** START OF Input records **

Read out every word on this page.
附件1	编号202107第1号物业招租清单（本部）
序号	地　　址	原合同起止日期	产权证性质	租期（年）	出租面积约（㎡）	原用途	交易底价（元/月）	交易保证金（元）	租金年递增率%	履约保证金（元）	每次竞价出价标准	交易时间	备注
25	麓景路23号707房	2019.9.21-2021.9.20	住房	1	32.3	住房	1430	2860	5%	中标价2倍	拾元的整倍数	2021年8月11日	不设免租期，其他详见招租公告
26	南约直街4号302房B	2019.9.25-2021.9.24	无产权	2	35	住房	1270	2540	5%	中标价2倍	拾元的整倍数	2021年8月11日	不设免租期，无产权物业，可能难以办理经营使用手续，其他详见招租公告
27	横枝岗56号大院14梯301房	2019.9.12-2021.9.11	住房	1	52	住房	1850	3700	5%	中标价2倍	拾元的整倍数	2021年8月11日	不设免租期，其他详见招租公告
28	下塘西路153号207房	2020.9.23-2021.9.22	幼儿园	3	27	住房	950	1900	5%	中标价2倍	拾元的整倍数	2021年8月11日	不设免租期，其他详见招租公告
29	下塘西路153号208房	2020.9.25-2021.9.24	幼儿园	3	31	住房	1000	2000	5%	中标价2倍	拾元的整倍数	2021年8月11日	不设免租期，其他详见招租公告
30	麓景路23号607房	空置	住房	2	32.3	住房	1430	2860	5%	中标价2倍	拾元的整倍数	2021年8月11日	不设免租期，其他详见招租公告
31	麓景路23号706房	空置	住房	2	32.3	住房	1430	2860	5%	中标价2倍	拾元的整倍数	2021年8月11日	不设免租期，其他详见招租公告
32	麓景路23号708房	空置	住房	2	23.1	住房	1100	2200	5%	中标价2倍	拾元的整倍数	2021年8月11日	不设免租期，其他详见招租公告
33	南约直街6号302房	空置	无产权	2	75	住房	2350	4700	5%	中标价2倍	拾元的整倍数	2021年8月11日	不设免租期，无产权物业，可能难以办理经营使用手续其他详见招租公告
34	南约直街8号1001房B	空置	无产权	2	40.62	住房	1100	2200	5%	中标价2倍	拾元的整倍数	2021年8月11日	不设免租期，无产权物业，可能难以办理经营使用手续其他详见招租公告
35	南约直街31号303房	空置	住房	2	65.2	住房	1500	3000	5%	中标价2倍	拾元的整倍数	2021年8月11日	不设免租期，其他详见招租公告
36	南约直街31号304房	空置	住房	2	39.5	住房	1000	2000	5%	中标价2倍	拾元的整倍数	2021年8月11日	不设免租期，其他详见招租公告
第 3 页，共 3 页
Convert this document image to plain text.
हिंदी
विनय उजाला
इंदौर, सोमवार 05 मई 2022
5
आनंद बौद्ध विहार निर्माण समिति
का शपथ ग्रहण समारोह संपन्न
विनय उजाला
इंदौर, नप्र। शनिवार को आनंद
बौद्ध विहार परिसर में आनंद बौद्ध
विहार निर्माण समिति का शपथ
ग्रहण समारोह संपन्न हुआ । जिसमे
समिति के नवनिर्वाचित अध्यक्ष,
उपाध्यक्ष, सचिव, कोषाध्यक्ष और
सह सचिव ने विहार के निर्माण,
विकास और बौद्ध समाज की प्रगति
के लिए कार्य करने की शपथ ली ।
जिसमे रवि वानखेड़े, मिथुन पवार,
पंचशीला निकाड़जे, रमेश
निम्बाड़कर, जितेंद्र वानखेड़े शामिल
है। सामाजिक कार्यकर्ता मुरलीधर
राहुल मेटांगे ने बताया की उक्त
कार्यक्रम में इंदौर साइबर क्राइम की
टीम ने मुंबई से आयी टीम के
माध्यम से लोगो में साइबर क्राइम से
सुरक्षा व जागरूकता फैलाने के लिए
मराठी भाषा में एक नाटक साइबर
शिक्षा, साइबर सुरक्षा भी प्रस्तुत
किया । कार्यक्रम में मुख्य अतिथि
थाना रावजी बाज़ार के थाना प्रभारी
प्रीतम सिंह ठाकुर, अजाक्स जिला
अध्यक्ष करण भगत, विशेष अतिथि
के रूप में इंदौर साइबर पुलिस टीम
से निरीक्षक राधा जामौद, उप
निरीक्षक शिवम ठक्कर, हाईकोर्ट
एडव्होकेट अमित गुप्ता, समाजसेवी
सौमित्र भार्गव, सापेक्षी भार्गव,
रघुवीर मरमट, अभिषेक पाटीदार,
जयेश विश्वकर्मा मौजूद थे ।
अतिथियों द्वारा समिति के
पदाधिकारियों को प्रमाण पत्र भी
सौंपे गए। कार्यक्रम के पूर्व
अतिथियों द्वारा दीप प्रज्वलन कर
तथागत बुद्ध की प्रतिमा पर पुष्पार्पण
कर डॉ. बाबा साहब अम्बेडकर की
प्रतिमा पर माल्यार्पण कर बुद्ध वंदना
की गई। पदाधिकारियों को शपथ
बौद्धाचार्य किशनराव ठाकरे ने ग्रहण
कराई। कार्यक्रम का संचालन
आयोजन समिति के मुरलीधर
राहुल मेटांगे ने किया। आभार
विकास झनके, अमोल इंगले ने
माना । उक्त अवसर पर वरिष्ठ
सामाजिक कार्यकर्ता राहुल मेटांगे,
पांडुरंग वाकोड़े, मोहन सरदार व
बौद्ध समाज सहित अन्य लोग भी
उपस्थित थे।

** END OF Input records **

§ Exercise details:
Search the listing above for the string "可能难以办理经营使用手续其他详见招租公告". Copy every line that contains it.

§ The result:
33	南约直街6号302房	空置	无产权	2	75	住房	2350	4700	5%	中标价2倍	拾元的整倍数	2021年8月11日	不设免租期，无产权物业，可能难以办理经营使用手续其他详见招租公告
34	南约直街8号1001房B	空置	无产权	2	40.62	住房	1100	2200	5%	中标价2倍	拾元的整倍数	2021年8月11日	不设免租期，无产权物业，可能难以办理经营使用手续其他详见招租公告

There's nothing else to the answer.